**Figure data in JSON**
· · · · ·
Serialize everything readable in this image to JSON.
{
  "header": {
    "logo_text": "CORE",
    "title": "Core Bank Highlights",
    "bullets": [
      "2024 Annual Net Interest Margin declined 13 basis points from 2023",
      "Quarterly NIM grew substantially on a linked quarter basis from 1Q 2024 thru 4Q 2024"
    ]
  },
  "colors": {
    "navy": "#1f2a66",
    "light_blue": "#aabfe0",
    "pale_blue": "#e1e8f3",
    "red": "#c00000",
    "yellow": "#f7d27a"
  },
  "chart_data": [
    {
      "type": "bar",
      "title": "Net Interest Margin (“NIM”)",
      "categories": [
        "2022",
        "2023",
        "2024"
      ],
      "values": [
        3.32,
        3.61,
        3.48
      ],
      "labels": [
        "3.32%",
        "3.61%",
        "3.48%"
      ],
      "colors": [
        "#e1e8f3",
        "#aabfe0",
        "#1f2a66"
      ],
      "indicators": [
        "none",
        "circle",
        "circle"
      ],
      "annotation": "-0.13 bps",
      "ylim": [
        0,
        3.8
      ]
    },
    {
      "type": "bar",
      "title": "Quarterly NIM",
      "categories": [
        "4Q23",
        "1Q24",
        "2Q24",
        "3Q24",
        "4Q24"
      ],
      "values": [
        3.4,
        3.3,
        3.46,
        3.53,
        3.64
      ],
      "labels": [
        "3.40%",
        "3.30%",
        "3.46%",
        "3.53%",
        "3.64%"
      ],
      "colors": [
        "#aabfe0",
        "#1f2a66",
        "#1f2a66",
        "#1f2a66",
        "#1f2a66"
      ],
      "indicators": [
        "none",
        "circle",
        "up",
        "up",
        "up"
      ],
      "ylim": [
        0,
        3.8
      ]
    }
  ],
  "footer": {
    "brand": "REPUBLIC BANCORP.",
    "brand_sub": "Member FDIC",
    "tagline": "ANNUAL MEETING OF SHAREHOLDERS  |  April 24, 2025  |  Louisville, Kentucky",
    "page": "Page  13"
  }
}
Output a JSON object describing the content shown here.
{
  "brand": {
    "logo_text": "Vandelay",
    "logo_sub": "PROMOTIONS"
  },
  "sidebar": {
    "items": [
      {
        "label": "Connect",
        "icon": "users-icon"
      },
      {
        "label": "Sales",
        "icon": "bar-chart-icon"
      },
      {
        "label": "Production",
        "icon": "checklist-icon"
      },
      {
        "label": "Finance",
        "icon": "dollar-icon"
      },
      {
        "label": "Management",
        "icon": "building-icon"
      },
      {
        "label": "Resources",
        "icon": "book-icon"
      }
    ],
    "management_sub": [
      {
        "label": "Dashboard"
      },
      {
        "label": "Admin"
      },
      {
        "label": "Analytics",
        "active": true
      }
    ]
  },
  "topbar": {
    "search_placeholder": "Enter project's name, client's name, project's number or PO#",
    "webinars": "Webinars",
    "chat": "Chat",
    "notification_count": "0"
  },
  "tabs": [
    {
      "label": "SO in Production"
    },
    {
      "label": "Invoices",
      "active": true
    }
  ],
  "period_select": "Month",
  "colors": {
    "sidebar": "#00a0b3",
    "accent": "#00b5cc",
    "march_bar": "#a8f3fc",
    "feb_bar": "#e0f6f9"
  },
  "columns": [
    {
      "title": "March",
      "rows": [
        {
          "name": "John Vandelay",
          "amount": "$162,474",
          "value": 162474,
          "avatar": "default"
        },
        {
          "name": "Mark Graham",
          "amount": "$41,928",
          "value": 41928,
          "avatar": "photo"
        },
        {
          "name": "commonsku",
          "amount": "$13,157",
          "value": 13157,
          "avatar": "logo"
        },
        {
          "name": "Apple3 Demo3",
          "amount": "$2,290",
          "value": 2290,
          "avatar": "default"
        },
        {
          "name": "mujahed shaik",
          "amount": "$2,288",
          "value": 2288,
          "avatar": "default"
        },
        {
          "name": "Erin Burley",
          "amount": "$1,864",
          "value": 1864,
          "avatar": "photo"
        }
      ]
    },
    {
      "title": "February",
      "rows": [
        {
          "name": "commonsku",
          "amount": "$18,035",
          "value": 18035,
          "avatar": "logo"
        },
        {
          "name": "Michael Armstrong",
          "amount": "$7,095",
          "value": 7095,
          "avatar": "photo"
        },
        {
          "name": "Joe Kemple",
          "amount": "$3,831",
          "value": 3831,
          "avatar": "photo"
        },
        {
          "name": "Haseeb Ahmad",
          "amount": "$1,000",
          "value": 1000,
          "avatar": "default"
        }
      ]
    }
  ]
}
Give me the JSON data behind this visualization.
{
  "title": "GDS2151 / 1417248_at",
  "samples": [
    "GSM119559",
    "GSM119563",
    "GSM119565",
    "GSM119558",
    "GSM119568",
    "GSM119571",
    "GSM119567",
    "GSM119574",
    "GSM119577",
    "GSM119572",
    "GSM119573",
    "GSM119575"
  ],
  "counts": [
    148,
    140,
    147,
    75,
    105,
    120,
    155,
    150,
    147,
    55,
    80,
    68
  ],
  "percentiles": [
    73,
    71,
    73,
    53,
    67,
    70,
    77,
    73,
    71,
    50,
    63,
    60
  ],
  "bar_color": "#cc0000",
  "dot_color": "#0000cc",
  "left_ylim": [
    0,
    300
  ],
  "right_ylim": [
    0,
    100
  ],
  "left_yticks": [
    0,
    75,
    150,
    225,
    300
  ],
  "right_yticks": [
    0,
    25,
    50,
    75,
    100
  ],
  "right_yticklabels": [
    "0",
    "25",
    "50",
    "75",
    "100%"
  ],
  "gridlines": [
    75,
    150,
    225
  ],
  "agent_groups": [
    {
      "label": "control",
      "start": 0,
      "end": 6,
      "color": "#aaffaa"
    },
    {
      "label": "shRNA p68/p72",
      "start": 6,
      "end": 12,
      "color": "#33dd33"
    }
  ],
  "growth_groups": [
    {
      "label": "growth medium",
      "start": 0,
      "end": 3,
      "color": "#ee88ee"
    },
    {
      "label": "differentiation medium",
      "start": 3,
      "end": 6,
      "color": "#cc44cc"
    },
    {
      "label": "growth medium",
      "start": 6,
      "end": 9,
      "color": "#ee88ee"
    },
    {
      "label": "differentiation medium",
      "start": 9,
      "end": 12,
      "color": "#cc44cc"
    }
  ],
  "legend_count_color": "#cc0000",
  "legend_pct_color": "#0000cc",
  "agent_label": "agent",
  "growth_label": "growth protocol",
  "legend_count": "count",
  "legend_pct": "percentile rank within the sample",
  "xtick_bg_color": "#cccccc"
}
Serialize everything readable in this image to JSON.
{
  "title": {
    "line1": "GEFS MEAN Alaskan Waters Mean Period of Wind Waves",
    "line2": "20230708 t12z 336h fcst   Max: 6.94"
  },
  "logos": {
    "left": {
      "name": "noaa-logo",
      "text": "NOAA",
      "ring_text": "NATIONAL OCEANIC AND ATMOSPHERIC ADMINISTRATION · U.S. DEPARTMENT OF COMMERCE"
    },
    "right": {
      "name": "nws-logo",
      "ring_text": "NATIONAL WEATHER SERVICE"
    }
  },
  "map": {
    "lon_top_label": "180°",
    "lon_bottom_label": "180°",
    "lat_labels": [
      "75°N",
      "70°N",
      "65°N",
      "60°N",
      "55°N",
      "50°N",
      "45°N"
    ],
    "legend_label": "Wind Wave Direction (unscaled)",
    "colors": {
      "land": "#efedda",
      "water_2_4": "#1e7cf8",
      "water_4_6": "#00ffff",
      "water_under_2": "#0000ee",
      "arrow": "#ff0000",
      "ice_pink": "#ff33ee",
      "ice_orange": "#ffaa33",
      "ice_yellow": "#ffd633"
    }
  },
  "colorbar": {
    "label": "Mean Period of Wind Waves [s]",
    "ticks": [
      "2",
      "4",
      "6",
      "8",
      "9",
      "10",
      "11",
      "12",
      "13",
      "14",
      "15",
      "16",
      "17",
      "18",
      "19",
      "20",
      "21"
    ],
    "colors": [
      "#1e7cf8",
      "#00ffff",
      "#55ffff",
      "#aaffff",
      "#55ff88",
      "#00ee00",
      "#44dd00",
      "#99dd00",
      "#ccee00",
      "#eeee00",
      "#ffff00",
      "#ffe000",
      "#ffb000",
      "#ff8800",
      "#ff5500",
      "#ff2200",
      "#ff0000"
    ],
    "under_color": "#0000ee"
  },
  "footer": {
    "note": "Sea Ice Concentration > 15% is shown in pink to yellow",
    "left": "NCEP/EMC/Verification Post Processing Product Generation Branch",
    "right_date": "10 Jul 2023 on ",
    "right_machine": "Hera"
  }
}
· · · · ·
**Problem to solve**
Look over the listing. Pull out every line with the string "shown" in it.

**Exercise response**
Output a JSON object describing the content shown here.
    "note": "Sea Ice Concentration > 15% is shown in pink to yellow",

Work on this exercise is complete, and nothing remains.